Output every entry exactly as written, skipping any pictures.

Data entries:

+++

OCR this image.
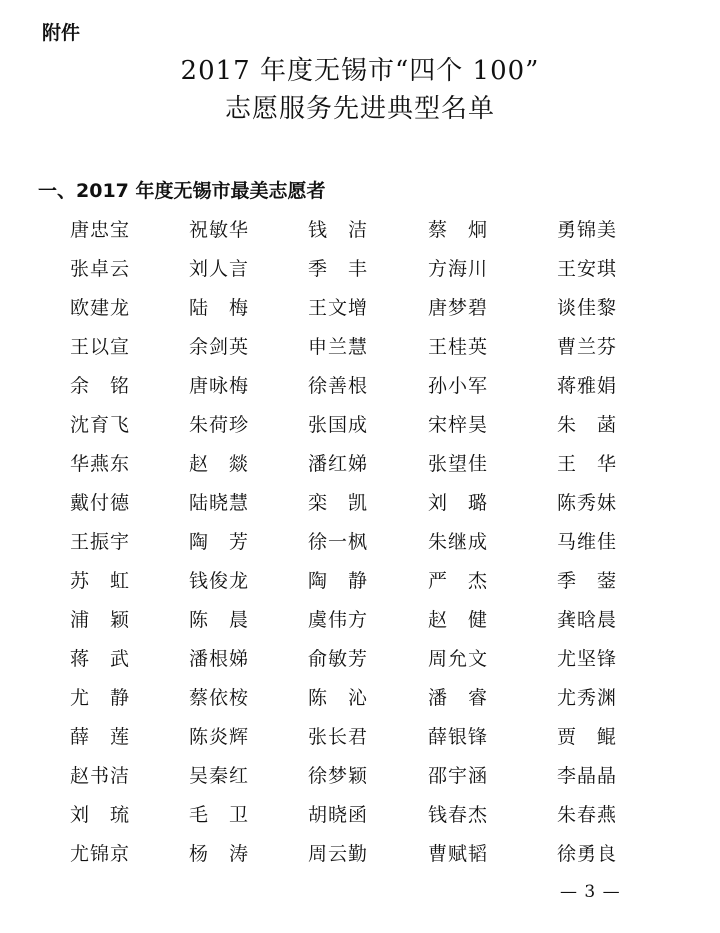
附件
2017 年度无锡市“四个 100”
志愿服务先进典型名单
一、2017 年度无锡市最美志愿者
唐忠宝	祝敏华	钱　洁	蔡　炯	勇锦美
张卓云	刘人言	季　丰	方海川	王安琪
欧建龙	陆　梅	王文增	唐梦碧	谈佳黎
王以宣	余剑英	申兰慧	王桂英	曹兰芬
余　铭	唐咏梅	徐善根	孙小军	蒋雅娟
沈育飞	朱荷珍	张国成	宋梓昊	朱　菡
华燕东	赵　燚	潘红娣	张望佳	王　华
戴付德	陆晓慧	栾　凯	刘　璐	陈秀妹
王振宇	陶　芳	徐一枫	朱继成	马维佳
苏　虹	钱俊龙	陶　静	严　杰	季　蓥
浦　颖	陈　晨	虞伟方	赵　健	龚晗晨
蒋　武	潘根娣	俞敏芳	周允文	尤坚锋
尤　静	蔡依桉	陈　沁	潘　睿	尤秀渊
薛　莲	陈炎辉	张长君	薛银锋	贾　鲲
赵书洁	吴秦红	徐梦颖	邵宇涵	李晶晶
刘　琉	毛　卫	胡晓函	钱春杰	朱春燕
尤锦京	杨　涛	周云勤	曹赋韬	徐勇良
— 3 —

+++

Answer in full |
OCR this image.
附件
2017 年度无锡市“四个 100”
志愿服务先进典型名单
一、2017 年度无锡市最美志愿者
唐忠宝	祝敏华	钱　洁	蔡　炯	勇锦美
张卓云	刘人言	季　丰	方海川	王安琪
欧建龙	陆　梅	王文增	唐梦碧	谈佳黎
王以宣	余剑英	申兰慧	王桂英	曹兰芬
余　铭	唐咏梅	徐善根	孙小军	蒋雅娟
沈育飞	朱荷珍	张国成	宋梓昊	朱　菡
华燕东	赵　燚	潘红娣	张望佳	王　华
戴付德	陆晓慧	栾　凯	刘　璐	陈秀妹
王振宇	陶　芳	徐一枫	朱继成	马维佳
苏　虹	钱俊龙	陶　静	严　杰	季　蓥
浦　颖	陈　晨	虞伟方	赵　健	龚晗晨
蒋　武	潘根娣	俞敏芳	周允文	尤坚锋
尤　静	蔡依桉	陈　沁	潘　睿	尤秀渊
薛　莲	陈炎辉	张长君	薛银锋	贾　鲲
赵书洁	吴秦红	徐梦颖	邵宇涵	李晶晶
刘　琉	毛　卫	胡晓函	钱春杰	朱春燕
尤锦京	杨　涛	周云勤	曹赋韬	徐勇良
— 3 —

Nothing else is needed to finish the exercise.